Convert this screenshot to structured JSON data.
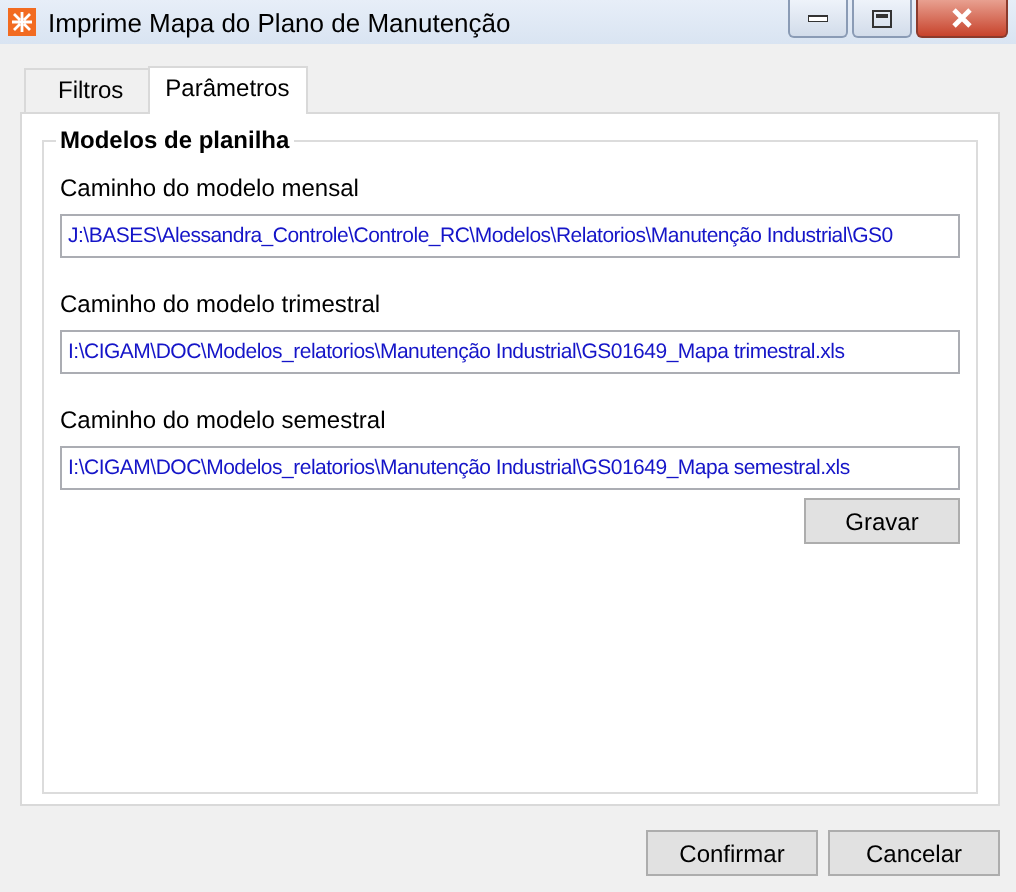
{
  "window": {
    "title": "Imprime Mapa do Plano de Manutenção"
  },
  "tabs": [
    {
      "label": "Filtros",
      "selected": false
    },
    {
      "label": "Parâmetros",
      "selected": true
    }
  ],
  "group": {
    "title": "Modelos de planilha",
    "fields": [
      {
        "label": "Caminho do modelo mensal",
        "value": "J:\\BASES\\Alessandra_Controle\\Controle_RC\\Modelos\\Relatorios\\Manutenção Industrial\\GS0"
      },
      {
        "label": "Caminho do modelo trimestral",
        "value": "I:\\CIGAM\\DOC\\Modelos_relatorios\\Manutenção Industrial\\GS01649_Mapa trimestral.xls"
      },
      {
        "label": "Caminho do modelo semestral",
        "value": "I:\\CIGAM\\DOC\\Modelos_relatorios\\Manutenção Industrial\\GS01649_Mapa semestral.xls"
      }
    ],
    "button": "Gravar"
  },
  "buttons": [
    "Confirmar",
    "Cancelar"
  ]
}
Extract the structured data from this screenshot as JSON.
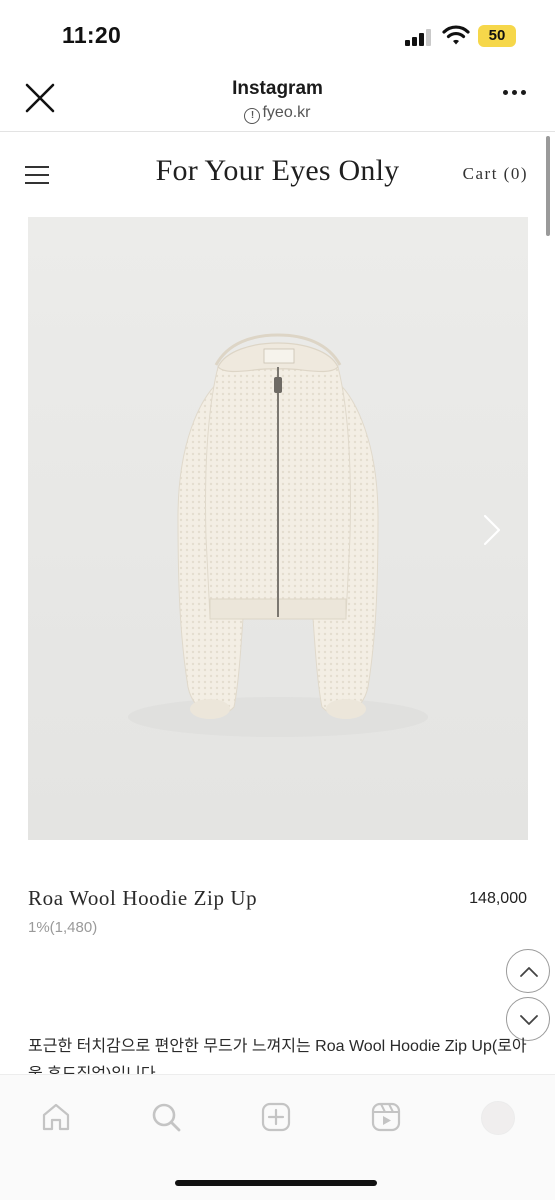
{
  "status_bar": {
    "time": "11:20",
    "battery": "50",
    "battery_color": "#f6d74a"
  },
  "browser_header": {
    "title": "Instagram",
    "domain": "fyeo.kr",
    "close_icon": "close-icon",
    "more_icon": "more-icon"
  },
  "site": {
    "brand": "For Your Eyes Only",
    "cart": "Cart (0)",
    "menu_icon": "hamburger-menu-icon"
  },
  "product": {
    "name": "Roa Wool Hoodie Zip Up",
    "price": "148,000",
    "points": "1%(1,480)",
    "image": "cream-wool-hoodie-zip-up-photo",
    "image_background": "#e9e9e7",
    "garment_color": "#f2ede3"
  },
  "description": {
    "line1": "포근한 터치감으로 편안한 무드가 느껴지는 Roa Wool Hoodie Zip Up(로아",
    "line2": "울 후드집업)입니다."
  },
  "tab_bar": {
    "items": [
      "home-icon",
      "search-icon",
      "create-icon",
      "reels-icon",
      "profile-avatar"
    ]
  }
}
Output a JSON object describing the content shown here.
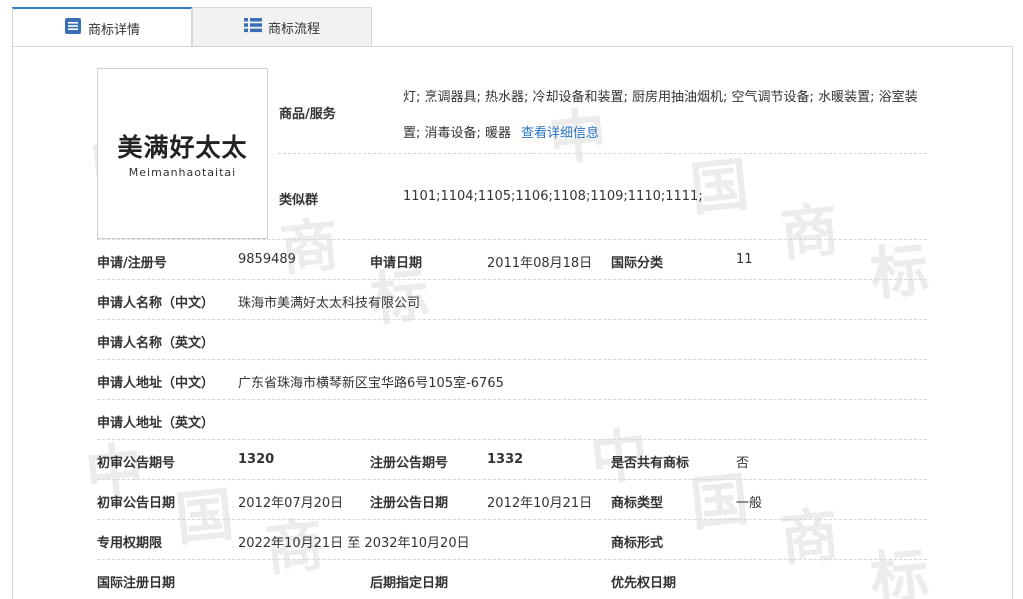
{
  "tabs": [
    {
      "label": "商标详情",
      "icon": "document-list-icon"
    },
    {
      "label": "商标流程",
      "icon": "grid-list-icon"
    }
  ],
  "watermark": {
    "chars": [
      "中",
      "国",
      "商",
      "标"
    ]
  },
  "logo": {
    "cn": "美满好太太",
    "en": "Meimanhaotaitai"
  },
  "goods": {
    "label": "商品/服务",
    "text": "灯; 烹调器具; 热水器; 冷却设备和装置; 厨房用抽油烟机; 空气调节设备; 水暖装置; 浴室装置; 消毒设备; 暖器",
    "link": "查看详细信息"
  },
  "similar": {
    "label": "类似群",
    "value": "1101;1104;1105;1106;1108;1109;1110;1111;"
  },
  "fields": {
    "reg_no": {
      "label": "申请/注册号",
      "value": "9859489"
    },
    "apply_date": {
      "label": "申请日期",
      "value": "2011年08月18日"
    },
    "intl_class": {
      "label": "国际分类",
      "value": "11"
    },
    "applicant_cn": {
      "label": "申请人名称（中文）",
      "value": "珠海市美满好太太科技有限公司"
    },
    "applicant_en": {
      "label": "申请人名称（英文）",
      "value": ""
    },
    "address_cn": {
      "label": "申请人地址（中文）",
      "value": "广东省珠海市横琴新区宝华路6号105室-6765"
    },
    "address_en": {
      "label": "申请人地址（英文）",
      "value": ""
    },
    "prelim_issue": {
      "label": "初审公告期号",
      "value": "1320"
    },
    "reg_issue": {
      "label": "注册公告期号",
      "value": "1332"
    },
    "shared": {
      "label": "是否共有商标",
      "value": "否"
    },
    "prelim_date": {
      "label": "初审公告日期",
      "value": "2012年07月20日"
    },
    "reg_date": {
      "label": "注册公告日期",
      "value": "2012年10月21日"
    },
    "tm_type": {
      "label": "商标类型",
      "value": "一般"
    },
    "term": {
      "label": "专用权期限",
      "value": "2022年10月21日 至 2032年10月20日"
    },
    "tm_form": {
      "label": "商标形式",
      "value": ""
    },
    "intl_reg_date": {
      "label": "国际注册日期",
      "value": ""
    },
    "later_date": {
      "label": "后期指定日期",
      "value": ""
    },
    "priority_date": {
      "label": "优先权日期",
      "value": ""
    }
  }
}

STATED EXERCISE = Reproduce the listing exactly. Leave its pictures out.

OUTPUT OF THE TASK =
Convert this screenshot to structured JSON data.
{
  "window": {
    "title": "Imprime Mapa do Plano de Manutenção"
  },
  "tabs": [
    {
      "label": "Filtros",
      "selected": false
    },
    {
      "label": "Parâmetros",
      "selected": true
    }
  ],
  "group": {
    "title": "Modelos de planilha",
    "fields": [
      {
        "label": "Caminho do modelo mensal",
        "value": "J:\\BASES\\Alessandra_Controle\\Controle_RC\\Modelos\\Relatorios\\Manutenção Industrial\\GS0"
      },
      {
        "label": "Caminho do modelo trimestral",
        "value": "I:\\CIGAM\\DOC\\Modelos_relatorios\\Manutenção Industrial\\GS01649_Mapa trimestral.xls"
      },
      {
        "label": "Caminho do modelo semestral",
        "value": "I:\\CIGAM\\DOC\\Modelos_relatorios\\Manutenção Industrial\\GS01649_Mapa semestral.xls"
      }
    ],
    "button": "Gravar"
  },
  "buttons": [
    "Confirmar",
    "Cancelar"
  ]
}
Extract the structured data from this screenshot as JSON.
{
  "status_bar": {
    "time": "11:20",
    "battery": "50",
    "battery_color": "#f6d74a"
  },
  "browser_header": {
    "title": "Instagram",
    "domain": "fyeo.kr",
    "close_icon": "close-icon",
    "more_icon": "more-icon"
  },
  "site": {
    "brand": "For Your Eyes Only",
    "cart": "Cart (0)",
    "menu_icon": "hamburger-menu-icon"
  },
  "product": {
    "name": "Roa Wool Hoodie Zip Up",
    "price": "148,000",
    "points": "1%(1,480)",
    "image": "cream-wool-hoodie-zip-up-photo",
    "image_background": "#e9e9e7",
    "garment_color": "#f2ede3"
  },
  "description": {
    "line1": "포근한 터치감으로 편안한 무드가 느껴지는 Roa Wool Hoodie Zip Up(로아",
    "line2": "울 후드집업)입니다."
  },
  "tab_bar": {
    "items": [
      "home-icon",
      "search-icon",
      "create-icon",
      "reels-icon",
      "profile-avatar"
    ]
  }
}
Output a JSON object describing the content shown here.
{
  "tabs": [
    {
      "label": "商标详情",
      "icon": "document-list-icon"
    },
    {
      "label": "商标流程",
      "icon": "grid-list-icon"
    }
  ],
  "watermark": {
    "chars": [
      "中",
      "国",
      "商",
      "标"
    ]
  },
  "logo": {
    "cn": "美满好太太",
    "en": "Meimanhaotaitai"
  },
  "goods": {
    "label": "商品/服务",
    "text": "灯; 烹调器具; 热水器; 冷却设备和装置; 厨房用抽油烟机; 空气调节设备; 水暖装置; 浴室装置; 消毒设备; 暖器",
    "link": "查看详细信息"
  },
  "similar": {
    "label": "类似群",
    "value": "1101;1104;1105;1106;1108;1109;1110;1111;"
  },
  "fields": {
    "reg_no": {
      "label": "申请/注册号",
      "value": "9859489"
    },
    "apply_date": {
      "label": "申请日期",
      "value": "2011年08月18日"
    },
    "intl_class": {
      "label": "国际分类",
      "value": "11"
    },
    "applicant_cn": {
      "label": "申请人名称（中文）",
      "value": "珠海市美满好太太科技有限公司"
    },
    "applicant_en": {
      "label": "申请人名称（英文）",
      "value": ""
    },
    "address_cn": {
      "label": "申请人地址（中文）",
      "value": "广东省珠海市横琴新区宝华路6号105室-6765"
    },
    "address_en": {
      "label": "申请人地址（英文）",
      "value": ""
    },
    "prelim_issue": {
      "label": "初审公告期号",
      "value": "1320"
    },
    "reg_issue": {
      "label": "注册公告期号",
      "value": "1332"
    },
    "shared": {
      "label": "是否共有商标",
      "value": "否"
    },
    "prelim_date": {
      "label": "初审公告日期",
      "value": "2012年07月20日"
    },
    "reg_date": {
      "label": "注册公告日期",
      "value": "2012年10月21日"
    },
    "tm_type": {
      "label": "商标类型",
      "value": "一般"
    },
    "term": {
      "label": "专用权期限",
      "value": "2022年10月21日 至 2032年10月20日"
    },
    "tm_form": {
      "label": "商标形式",
      "value": ""
    },
    "intl_reg_date": {
      "label": "国际注册日期",
      "value": ""
    },
    "later_date": {
      "label": "后期指定日期",
      "value": ""
    },
    "priority_date": {
      "label": "优先权日期",
      "value": ""
    }
  }
}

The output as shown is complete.